**The problem:**
All the records that follow need to be reproduced exactly. Omit the images.

**Input material:**

═══

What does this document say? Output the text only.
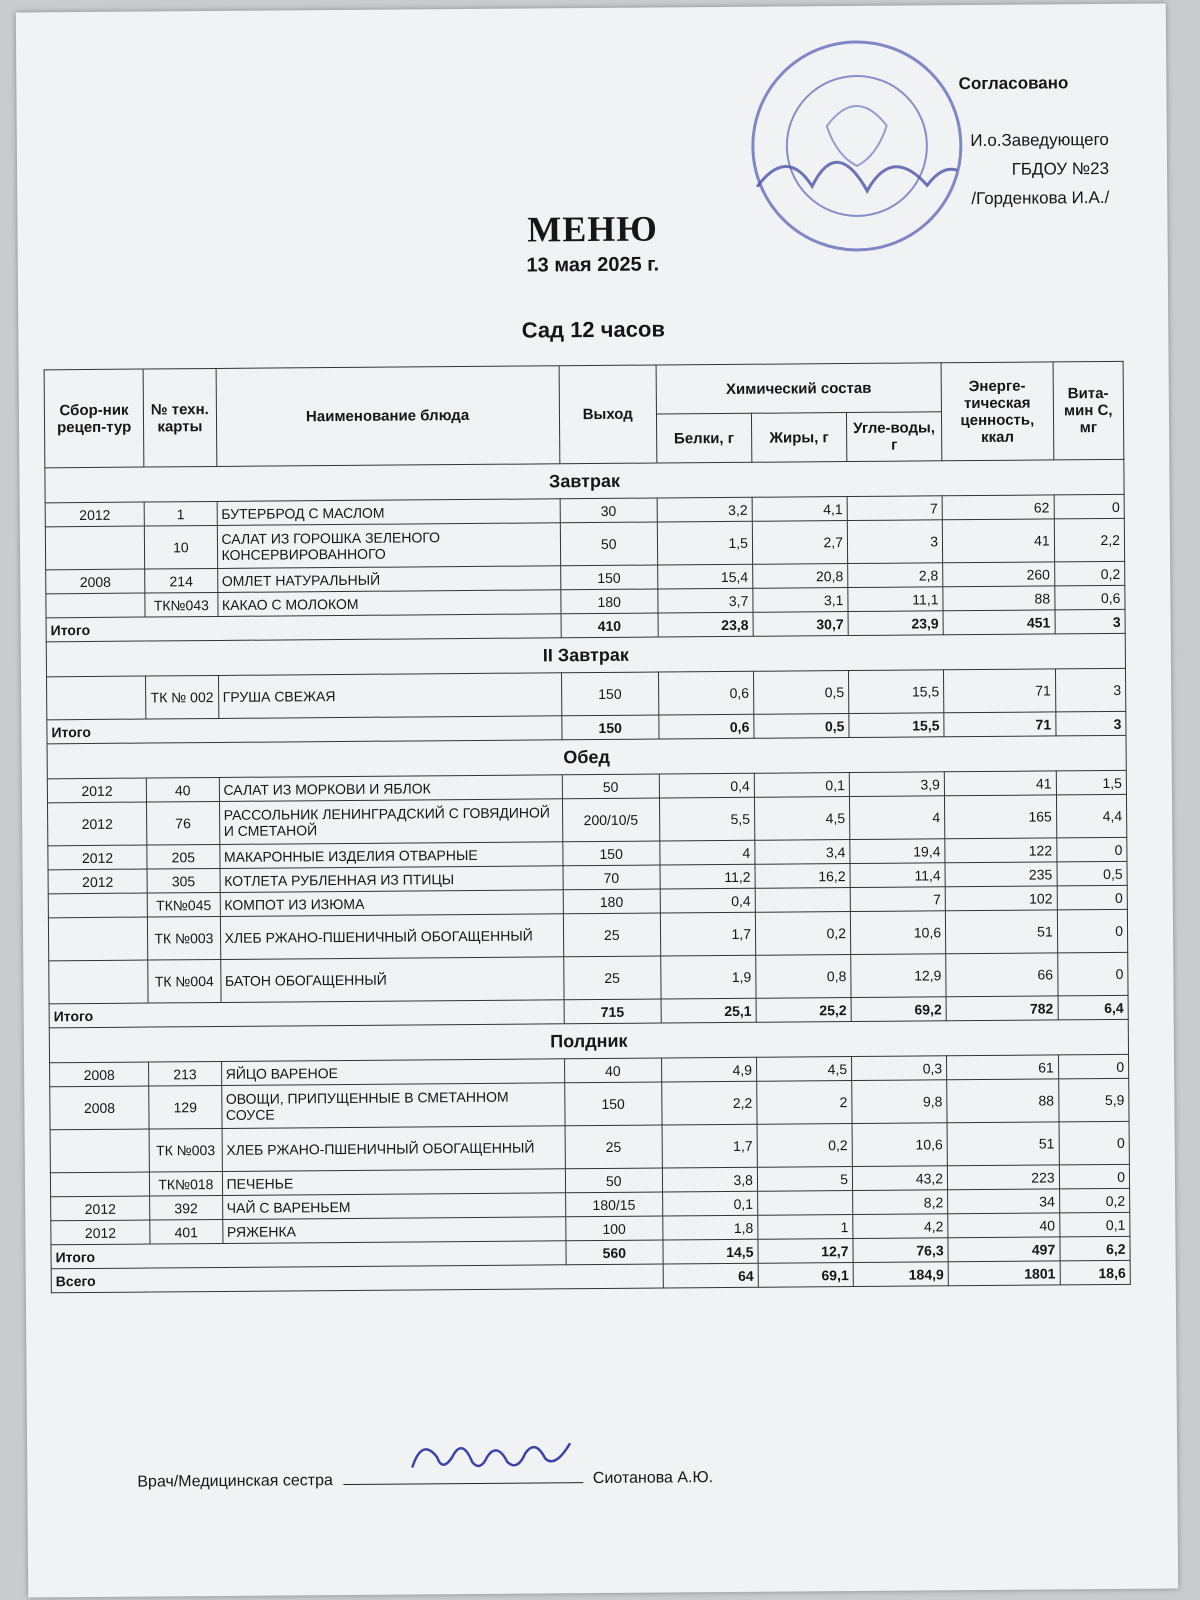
Согласовано
И.о.Заведующего
ГБДОУ №23
/Горденкова И.А./
МЕНЮ
13 мая 2025 г.
Сад 12 часов
Сбор-ник рецеп-тур	№ техн. карты	Наименование блюда	Выход	Химический состав			Энерге-тическая ценность, ккал	Вита-мин С, мг
				Белки, г	Жиры, г	Угле-воды, г		
Завтрак								
2012	1	БУТЕРБРОД С МАСЛОМ	30	3,2	4,1	7	62	0
	10	САЛАТ ИЗ ГОРОШКА ЗЕЛЕНОГО КОНСЕРВИРОВАННОГО	50	1,5	2,7	3	41	2,2
2008	214	ОМЛЕТ НАТУРАЛЬНЫЙ	150	15,4	20,8	2,8	260	0,2
	ТК№043	КАКАО С МОЛОКОМ	180	3,7	3,1	11,1	88	0,6
Итого			410	23,8	30,7	23,9	451	3
II Завтрак								
	ТК № 002	ГРУША СВЕЖАЯ	150	0,6	0,5	15,5	71	3
Итого			150	0,6	0,5	15,5	71	3
Обед								
2012	40	САЛАТ ИЗ МОРКОВИ И ЯБЛОК	50	0,4	0,1	3,9	41	1,5
2012	76	РАССОЛЬНИК ЛЕНИНГРАДСКИЙ С ГОВЯДИНОЙ И СМЕТАНОЙ	200/10/5	5,5	4,5	4	165	4,4
2012	205	МАКАРОННЫЕ ИЗДЕЛИЯ ОТВАРНЫЕ	150	4	3,4	19,4	122	0
2012	305	КОТЛЕТА РУБЛЕННАЯ ИЗ ПТИЦЫ	70	11,2	16,2	11,4	235	0,5
	ТК№045	КОМПОТ ИЗ ИЗЮМА	180	0,4		7	102	0
	ТК №003	ХЛЕБ РЖАНО-ПШЕНИЧНЫЙ ОБОГАЩЕННЫЙ	25	1,7	0,2	10,6	51	0
	ТК №004	БАТОН ОБОГАЩЕННЫЙ	25	1,9	0,8	12,9	66	0
Итого			715	25,1	25,2	69,2	782	6,4
Полдник								
2008	213	ЯЙЦО ВАРЕНОЕ	40	4,9	4,5	0,3	61	0
2008	129	ОВОЩИ, ПРИПУЩЕННЫЕ В СМЕТАННОМ СОУСЕ	150	2,2	2	9,8	88	5,9
	ТК №003	ХЛЕБ РЖАНО-ПШЕНИЧНЫЙ ОБОГАЩЕННЫЙ	25	1,7	0,2	10,6	51	0
	ТК№018	ПЕЧЕНЬЕ	50	3,8	5	43,2	223	0
2012	392	ЧАЙ С ВАРЕНЬЕМ	180/15	0,1		8,2	34	0,2
2012	401	РЯЖЕНКА	100	1,8	1	4,2	40	0,1
Итого			560	14,5	12,7	76,3	497	6,2
Всего				64	69,1	184,9	1801	18,6
Врач/Медицинская сестра	Сиотанова А.Ю.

═══

**Result of this exercise:**
What does this document say? Output the text only.
Согласовано
И.о.Заведующего
ГБДОУ №23
/Горденкова И.А./
МЕНЮ
13 мая 2025 г.
Сад 12 часов
Сбор-ник рецеп-тур	№ техн. карты	Наименование блюда	Выход	Химический состав			Энерге-тическая ценность, ккал	Вита-мин С, мг
				Белки, г	Жиры, г	Угле-воды, г		
Завтрак								
2012	1	БУТЕРБРОД С МАСЛОМ	30	3,2	4,1	7	62	0
	10	САЛАТ ИЗ ГОРОШКА ЗЕЛЕНОГО КОНСЕРВИРОВАННОГО	50	1,5	2,7	3	41	2,2
2008	214	ОМЛЕТ НАТУРАЛЬНЫЙ	150	15,4	20,8	2,8	260	0,2
	ТК№043	КАКАО С МОЛОКОМ	180	3,7	3,1	11,1	88	0,6
Итого			410	23,8	30,7	23,9	451	3
II Завтрак								
	ТК № 002	ГРУША СВЕЖАЯ	150	0,6	0,5	15,5	71	3
Итого			150	0,6	0,5	15,5	71	3
Обед								
2012	40	САЛАТ ИЗ МОРКОВИ И ЯБЛОК	50	0,4	0,1	3,9	41	1,5
2012	76	РАССОЛЬНИК ЛЕНИНГРАДСКИЙ С ГОВЯДИНОЙ И СМЕТАНОЙ	200/10/5	5,5	4,5	4	165	4,4
2012	205	МАКАРОННЫЕ ИЗДЕЛИЯ ОТВАРНЫЕ	150	4	3,4	19,4	122	0
2012	305	КОТЛЕТА РУБЛЕННАЯ ИЗ ПТИЦЫ	70	11,2	16,2	11,4	235	0,5
	ТК№045	КОМПОТ ИЗ ИЗЮМА	180	0,4		7	102	0
	ТК №003	ХЛЕБ РЖАНО-ПШЕНИЧНЫЙ ОБОГАЩЕННЫЙ	25	1,7	0,2	10,6	51	0
	ТК №004	БАТОН ОБОГАЩЕННЫЙ	25	1,9	0,8	12,9	66	0
Итого			715	25,1	25,2	69,2	782	6,4
Полдник								
2008	213	ЯЙЦО ВАРЕНОЕ	40	4,9	4,5	0,3	61	0
2008	129	ОВОЩИ, ПРИПУЩЕННЫЕ В СМЕТАННОМ СОУСЕ	150	2,2	2	9,8	88	5,9
	ТК №003	ХЛЕБ РЖАНО-ПШЕНИЧНЫЙ ОБОГАЩЕННЫЙ	25	1,7	0,2	10,6	51	0
	ТК№018	ПЕЧЕНЬЕ	50	3,8	5	43,2	223	0
2012	392	ЧАЙ С ВАРЕНЬЕМ	180/15	0,1		8,2	34	0,2
2012	401	РЯЖЕНКА	100	1,8	1	4,2	40	0,1
Итого			560	14,5	12,7	76,3	497	6,2
Всего				64	69,1	184,9	1801	18,6
Врач/Медицинская сестра	Сиотанова А.Ю.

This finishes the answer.